Goal |
Word for word, copy all the data and drop the pictures.

START

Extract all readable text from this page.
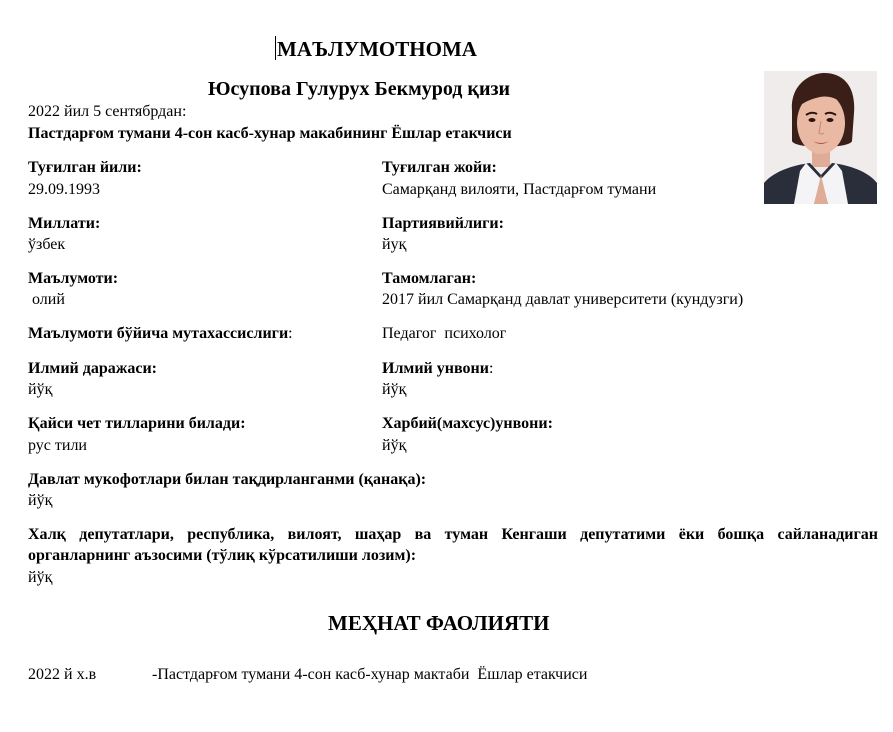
МАЪЛУМОТНОМА
Юсупова Гулурух Бекмурод қизи
2022 йил 5 сентябрдан:
Пастдарғом тумани 4-сон касб-хунар макабининг Ёшлар етакчиси
Туғилган йили:
29.09.1993
Туғилган жойи:
Самарқанд вилояти, Пастдарғом тумани
Миллати:
ўзбек
Партиявийлиги:
йуқ
Маълумоти:
олий
Тамомлаган:
2017 йил Самарқанд давлат университети (кундузги)
Маълумоти бўйича мутахассислиги:	Педагог  психолог
Илмий даражаси:
йўқ
Илмий унвони:
йўқ
Қайси чет тилларини билади:
рус тили
Харбий(махсус)унвони:
йўқ
Давлат мукофотлари билан тақдирланганми (қанақа):
йўқ
Халқ депутатлари, республика, вилоят, шаҳар ва туман Кенгаши депутатими ёки бошқа сайланадиган органларнинг аъзосими (тўлиқ кўрсатилиши лозим):
йўқ
МЕҲНАТ ФАОЛИЯТИ
2022 й х.в	-Пастдарғом тумани 4-сон касб-хунар мактаби  Ёшлар етакчиси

END

Full output |
Extract all readable text from this page.
МАЪЛУМОТНОМА
Юсупова Гулурух Бекмурод қизи
2022 йил 5 сентябрдан:
Пастдарғом тумани 4-сон касб-хунар макабининг Ёшлар етакчиси
Туғилган йили:
29.09.1993
Туғилган жойи:
Самарқанд вилояти, Пастдарғом тумани
Миллати:
ўзбек
Партиявийлиги:
йуқ
Маълумоти:
олий
Тамомлаган:
2017 йил Самарқанд давлат университети (кундузги)
Маълумоти бўйича мутахассислиги:	Педагог  психолог
Илмий даражаси:
йўқ
Илмий унвони:
йўқ
Қайси чет тилларини билади:
рус тили
Харбий(махсус)унвони:
йўқ
Давлат мукофотлари билан тақдирланганми (қанақа):
йўқ
Халқ депутатлари, республика, вилоят, шаҳар ва туман Кенгаши депутатими ёки бошқа сайланадиган органларнинг аъзосими (тўлиқ кўрсатилиши лозим):
йўқ
МЕҲНАТ ФАОЛИЯТИ
2022 й х.в	-Пастдарғом тумани 4-сон касб-хунар мактаби  Ёшлар етакчиси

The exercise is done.